▸ Dataset entries:
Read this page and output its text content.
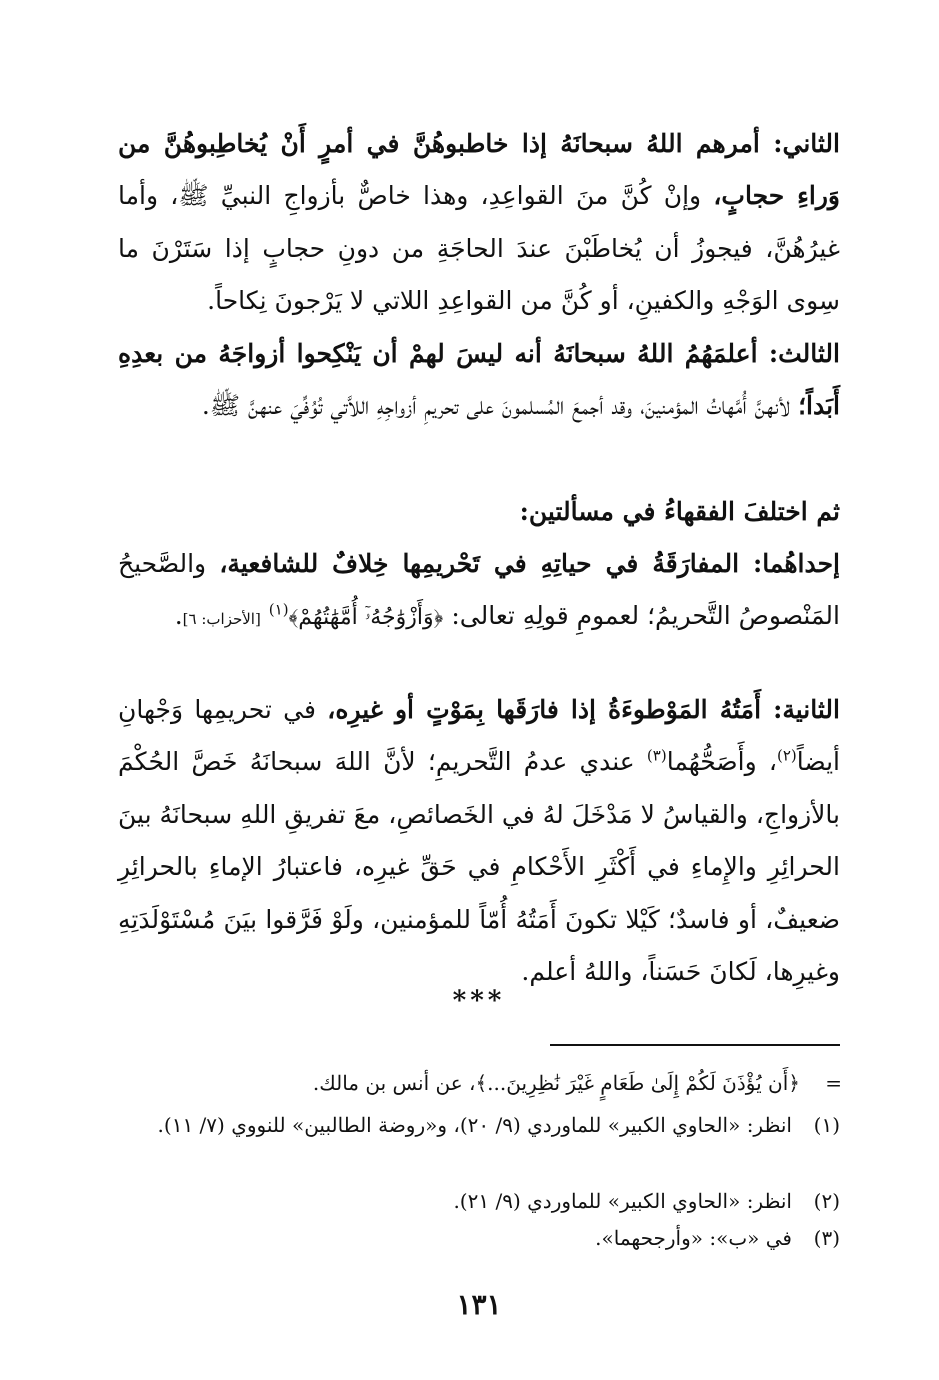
الثاني: أمرهم اللهُ سبحانَهُ إذا خاطبوهُنَّ في أمرٍ أَنْ يُخاطِبوهُنَّ من وَراءِ حجابٍ، وإنْ كُنَّ منَ القواعِدِ، وهذا خاصٌّ بأزواجِ النبيِّ ﷺ، وأما غيرُهُنَّ، فيجوزُ أن يُخاطَبْنَ عندَ الحاجَةِ من دونِ حجابٍ إذا سَتَرْنَ ما سِوى الوَجْهِ والكفينِ، أو كُنَّ من القواعِدِ اللاتي لا يَرْجونَ نِكاحاً.

الثالث: أعلمَهُمُ اللهُ سبحانَهُ أنه ليسَ لهمْ أن يَنْكِحوا أزواجَهُ من بعدِهِ أَبَداً؛ لأنهنَّ أُمَّهاتُ المؤمنينَ، وقد أجمعَ المُسلمونَ على تحريمِ أزواجِهِ اللاَّتي تُوُفِّيَ عنهنَّ ﷺ.

ثم اختلفَ الفقهاءُ في مسألتين:

إحداهُما: المفارَقَةُ في حياتِهِ في تَحْريمِها خِلافٌ للشافعية، والصَّحيحُ المَنْصوصُ التَّحريمُ؛ لعمومِ قولِهِ تعالى: ﴿وَأَزْوَٰجُهُۥٓ أُمَّهَٰتُهُمْ﴾$^{(١)}$ [الأحزاب: ٦].

الثانية: أَمَتُهُ المَوْطوءَةُ إذا فارَقَها بِمَوْتٍ أو غيرِه، في تحريمِها وَجْهانِ أيضاً$^{(٢)}$، وأَصَحُّهُما$^{(٣)}$ عندي عدمُ التَّحريمِ؛ لأنَّ اللهَ سبحانَهُ خَصَّ الحُكْمَ بالأزواجِ، والقياسُ لا مَدْخَلَ لهُ في الخَصائصِ، معَ تفريقِ اللهِ سبحانَهُ بينَ الحرائِرِ والإِماءِ في أَكْثَرِ الأَحْكامِ في حَقِّ غيرِه، فاعتبارُ الإماءِ بالحرائِرِ ضعيفٌ، أو فاسدٌ؛ كَيْلا تكونَ أَمَتُهُ أُمّاً للمؤمنين، ولَوْ فَرَّقوا بيَنَ مُسْتَوْلَدَتِهِ وغيرِها، لَكانَ حَسَناً، واللهُ أعلم.

***
=
﴿أَن يُؤْذَنَ لَكُمْ إِلَىٰ طَعَامٍ غَيْرَ نَٰظِرِينَ...﴾، عن أنس بن مالك.
(١)
انظر: «الحاوي الكبير» للماوردي (٩/ ٢٠)، و«روضة الطالبين» للنووي (٧/ ١١).
(٢)
انظر: «الحاوي الكبير» للماوردي (٩/ ٢١).
(٣)
في «ب»: «وأرجحهما».
١٣١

▸ Job:
Pictures in the records above are left out; print everything else exactly as written.

▸ Answer to this task:
Read this page and output its text content.
الثاني: أمرهم اللهُ سبحانَهُ إذا خاطبوهُنَّ في أمرٍ أَنْ يُخاطِبوهُنَّ من وَراءِ حجابٍ، وإنْ كُنَّ منَ القواعِدِ، وهذا خاصٌّ بأزواجِ النبيِّ ﷺ، وأما غيرُهُنَّ، فيجوزُ أن يُخاطَبْنَ عندَ الحاجَةِ من دونِ حجابٍ إذا سَتَرْنَ ما سِوى الوَجْهِ والكفينِ، أو كُنَّ من القواعِدِ اللاتي لا يَرْجونَ نِكاحاً.

الثالث: أعلمَهُمُ اللهُ سبحانَهُ أنه ليسَ لهمْ أن يَنْكِحوا أزواجَهُ من بعدِهِ أَبَداً؛ لأنهنَّ أُمَّهاتُ المؤمنينَ، وقد أجمعَ المُسلمونَ على تحريمِ أزواجِهِ اللاَّتي تُوُفِّيَ عنهنَّ ﷺ.

ثم اختلفَ الفقهاءُ في مسألتين:

إحداهُما: المفارَقَةُ في حياتِهِ في تَحْريمِها خِلافٌ للشافعية، والصَّحيحُ المَنْصوصُ التَّحريمُ؛ لعمومِ قولِهِ تعالى: ﴿وَأَزْوَٰجُهُۥٓ أُمَّهَٰتُهُمْ﴾$^{(١)}$ [الأحزاب: ٦].

الثانية: أَمَتُهُ المَوْطوءَةُ إذا فارَقَها بِمَوْتٍ أو غيرِه، في تحريمِها وَجْهانِ أيضاً$^{(٢)}$، وأَصَحُّهُما$^{(٣)}$ عندي عدمُ التَّحريمِ؛ لأنَّ اللهَ سبحانَهُ خَصَّ الحُكْمَ بالأزواجِ، والقياسُ لا مَدْخَلَ لهُ في الخَصائصِ، معَ تفريقِ اللهِ سبحانَهُ بينَ الحرائِرِ والإِماءِ في أَكْثَرِ الأَحْكامِ في حَقِّ غيرِه، فاعتبارُ الإماءِ بالحرائِرِ ضعيفٌ، أو فاسدٌ؛ كَيْلا تكونَ أَمَتُهُ أُمّاً للمؤمنين، ولَوْ فَرَّقوا بيَنَ مُسْتَوْلَدَتِهِ وغيرِها، لَكانَ حَسَناً، واللهُ أعلم.

***
=
﴿أَن يُؤْذَنَ لَكُمْ إِلَىٰ طَعَامٍ غَيْرَ نَٰظِرِينَ...﴾، عن أنس بن مالك.
(١)
انظر: «الحاوي الكبير» للماوردي (٩/ ٢٠)، و«روضة الطالبين» للنووي (٧/ ١١).
(٢)
انظر: «الحاوي الكبير» للماوردي (٩/ ٢١).
(٣)
في «ب»: «وأرجحهما».
١٣١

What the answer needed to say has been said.